*JOB*. What is the number of lines in the data that hold the string "symbol"? Reply with that number only.

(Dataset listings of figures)
>>>

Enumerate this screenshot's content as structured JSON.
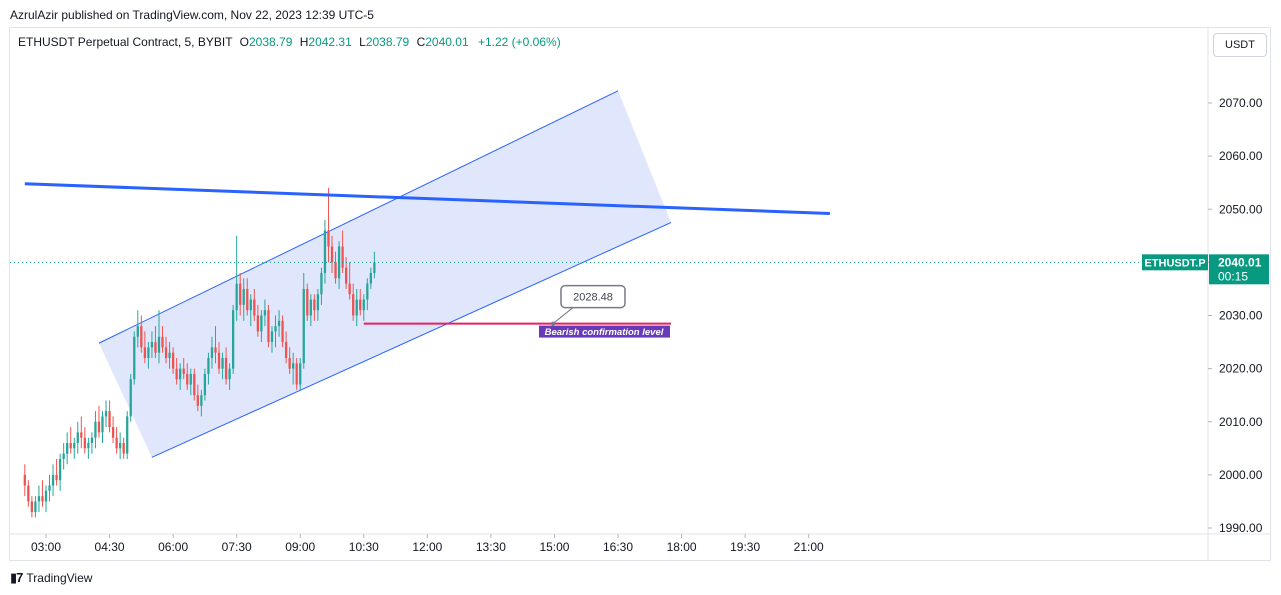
{
  "header": {
    "published": "AzrulAzir published on TradingView.com, Nov 22, 2023 12:39 UTC-5"
  },
  "legend": {
    "symbol": "ETHUSDT Perpetual Contract, 5, BYBIT",
    "o_label": "O",
    "o_value": "2038.79",
    "h_label": "H",
    "h_value": "2042.31",
    "l_label": "L",
    "l_value": "2038.79",
    "c_label": "C",
    "c_value": "2040.01",
    "change": "+1.22 (+0.06%)"
  },
  "currency_button": "USDT",
  "footer": {
    "brand": "TradingView"
  },
  "colors": {
    "up": "#26a69a",
    "down": "#ef5350",
    "channel_fill": "#dbe3fb",
    "channel_line": "#2962ff",
    "trend_line": "#2962ff",
    "bearish_line": "#e91e63",
    "bearish_label_bg": "#673ab7",
    "price_badge": "#089981"
  },
  "chart_data": {
    "type": "candlestick",
    "symbol": "ETHUSDT.P",
    "timeframe": "5",
    "ylim": [
      1988,
      2082
    ],
    "x_ticks": [
      "03:00",
      "04:30",
      "06:00",
      "07:30",
      "09:00",
      "10:30",
      "12:00",
      "13:30",
      "15:00",
      "16:30",
      "18:00",
      "19:30",
      "21:00"
    ],
    "y_ticks": [
      "1990.00",
      "2000.00",
      "2010.00",
      "2020.00",
      "2030.00",
      "2040.00",
      "2050.00",
      "2060.00",
      "2070.00"
    ],
    "last_price": {
      "label": "ETHUSDT.P",
      "value": "2040.01",
      "countdown": "00:15"
    },
    "candles_start": "02:30",
    "candle_interval_min": 5,
    "candles": [
      [
        2000,
        2002,
        1996,
        1998
      ],
      [
        1998,
        1999,
        1994,
        1995
      ],
      [
        1995,
        1996,
        1992,
        1993
      ],
      [
        1993,
        1996,
        1992,
        1995
      ],
      [
        1995,
        1998,
        1993,
        1996
      ],
      [
        1996,
        1999,
        1994,
        1995
      ],
      [
        1995,
        1998,
        1993,
        1997
      ],
      [
        1997,
        2000,
        1995,
        1998
      ],
      [
        1998,
        2002,
        1996,
        2000
      ],
      [
        2000,
        2003,
        1998,
        1999
      ],
      [
        1999,
        2004,
        1997,
        2003
      ],
      [
        2003,
        2006,
        2001,
        2004
      ],
      [
        2004,
        2008,
        2002,
        2006
      ],
      [
        2006,
        2009,
        2004,
        2005
      ],
      [
        2005,
        2007,
        2003,
        2006
      ],
      [
        2006,
        2010,
        2004,
        2008
      ],
      [
        2008,
        2011,
        2005,
        2007
      ],
      [
        2007,
        2009,
        2004,
        2005
      ],
      [
        2005,
        2007,
        2003,
        2006
      ],
      [
        2006,
        2008,
        2004,
        2007
      ],
      [
        2007,
        2012,
        2005,
        2010
      ],
      [
        2010,
        2013,
        2007,
        2008
      ],
      [
        2008,
        2012,
        2006,
        2011
      ],
      [
        2011,
        2014,
        2009,
        2012
      ],
      [
        2012,
        2014,
        2008,
        2009
      ],
      [
        2009,
        2011,
        2006,
        2007
      ],
      [
        2007,
        2009,
        2004,
        2005
      ],
      [
        2005,
        2008,
        2003,
        2006
      ],
      [
        2006,
        2007,
        2003,
        2004
      ],
      [
        2004,
        2012,
        2003,
        2011
      ],
      [
        2011,
        2019,
        2010,
        2018
      ],
      [
        2018,
        2027,
        2017,
        2026
      ],
      [
        2026,
        2031,
        2024,
        2028
      ],
      [
        2028,
        2030,
        2023,
        2024
      ],
      [
        2024,
        2027,
        2021,
        2022
      ],
      [
        2022,
        2025,
        2020,
        2024
      ],
      [
        2024,
        2027,
        2022,
        2025
      ],
      [
        2025,
        2028,
        2022,
        2023
      ],
      [
        2023,
        2031,
        2021,
        2026
      ],
      [
        2026,
        2028,
        2023,
        2024
      ],
      [
        2024,
        2026,
        2021,
        2022
      ],
      [
        2022,
        2025,
        2020,
        2023
      ],
      [
        2023,
        2024,
        2019,
        2020
      ],
      [
        2020,
        2022,
        2017,
        2018
      ],
      [
        2018,
        2021,
        2016,
        2020
      ],
      [
        2020,
        2022,
        2018,
        2019
      ],
      [
        2019,
        2021,
        2016,
        2017
      ],
      [
        2017,
        2020,
        2015,
        2019
      ],
      [
        2019,
        2020,
        2014,
        2015
      ],
      [
        2015,
        2017,
        2012,
        2013
      ],
      [
        2013,
        2016,
        2011,
        2015
      ],
      [
        2015,
        2020,
        2014,
        2019
      ],
      [
        2019,
        2023,
        2017,
        2022
      ],
      [
        2022,
        2026,
        2020,
        2024
      ],
      [
        2024,
        2028,
        2021,
        2023
      ],
      [
        2023,
        2025,
        2019,
        2020
      ],
      [
        2020,
        2023,
        2018,
        2022
      ],
      [
        2022,
        2024,
        2017,
        2018
      ],
      [
        2018,
        2021,
        2016,
        2020
      ],
      [
        2020,
        2032,
        2019,
        2031
      ],
      [
        2031,
        2045,
        2029,
        2036
      ],
      [
        2036,
        2038,
        2030,
        2032
      ],
      [
        2032,
        2037,
        2029,
        2035
      ],
      [
        2035,
        2037,
        2030,
        2031
      ],
      [
        2031,
        2034,
        2028,
        2033
      ],
      [
        2033,
        2035,
        2029,
        2030
      ],
      [
        2030,
        2032,
        2026,
        2027
      ],
      [
        2027,
        2031,
        2025,
        2030
      ],
      [
        2030,
        2033,
        2028,
        2031
      ],
      [
        2031,
        2032,
        2024,
        2025
      ],
      [
        2025,
        2028,
        2023,
        2027
      ],
      [
        2027,
        2030,
        2024,
        2028
      ],
      [
        2028,
        2031,
        2026,
        2029
      ],
      [
        2029,
        2030,
        2024,
        2025
      ],
      [
        2025,
        2027,
        2021,
        2022
      ],
      [
        2022,
        2024,
        2019,
        2020
      ],
      [
        2020,
        2023,
        2017,
        2021
      ],
      [
        2021,
        2022,
        2016,
        2017
      ],
      [
        2017,
        2022,
        2016,
        2021
      ],
      [
        2021,
        2038,
        2020,
        2035
      ],
      [
        2035,
        2036,
        2029,
        2030
      ],
      [
        2030,
        2034,
        2028,
        2033
      ],
      [
        2033,
        2034,
        2029,
        2031
      ],
      [
        2031,
        2035,
        2029,
        2034
      ],
      [
        2034,
        2039,
        2032,
        2038
      ],
      [
        2038,
        2048,
        2036,
        2046
      ],
      [
        2046,
        2054,
        2040,
        2043
      ],
      [
        2043,
        2045,
        2038,
        2040
      ],
      [
        2040,
        2042,
        2036,
        2037
      ],
      [
        2037,
        2044,
        2035,
        2043
      ],
      [
        2043,
        2046,
        2038,
        2039
      ],
      [
        2039,
        2041,
        2035,
        2036
      ],
      [
        2036,
        2040,
        2033,
        2034
      ],
      [
        2034,
        2036,
        2029,
        2030
      ],
      [
        2030,
        2035,
        2028,
        2033
      ],
      [
        2033,
        2035,
        2030,
        2031
      ],
      [
        2031,
        2034,
        2029,
        2033
      ],
      [
        2033,
        2037,
        2031,
        2036
      ],
      [
        2036,
        2039,
        2035,
        2038
      ],
      [
        2038,
        2042,
        2037,
        2040
      ]
    ],
    "annotations": {
      "channel": {
        "upper": [
          [
            "04:15",
            2024.8
          ],
          [
            "16:30",
            2072.3
          ]
        ],
        "lower": [
          [
            "05:30",
            2003.3
          ],
          [
            "17:45",
            2047.5
          ]
        ]
      },
      "trend_line": [
        [
          "02:30",
          2054.8
        ],
        [
          "21:30",
          2049.2
        ]
      ],
      "bearish_level": {
        "price": 2028.48,
        "from": "10:30",
        "to": "17:45",
        "label": "Bearish confirmation level",
        "price_label": "2028.48"
      }
    }
  }
}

<<<

*FULL SOLUTION*. 2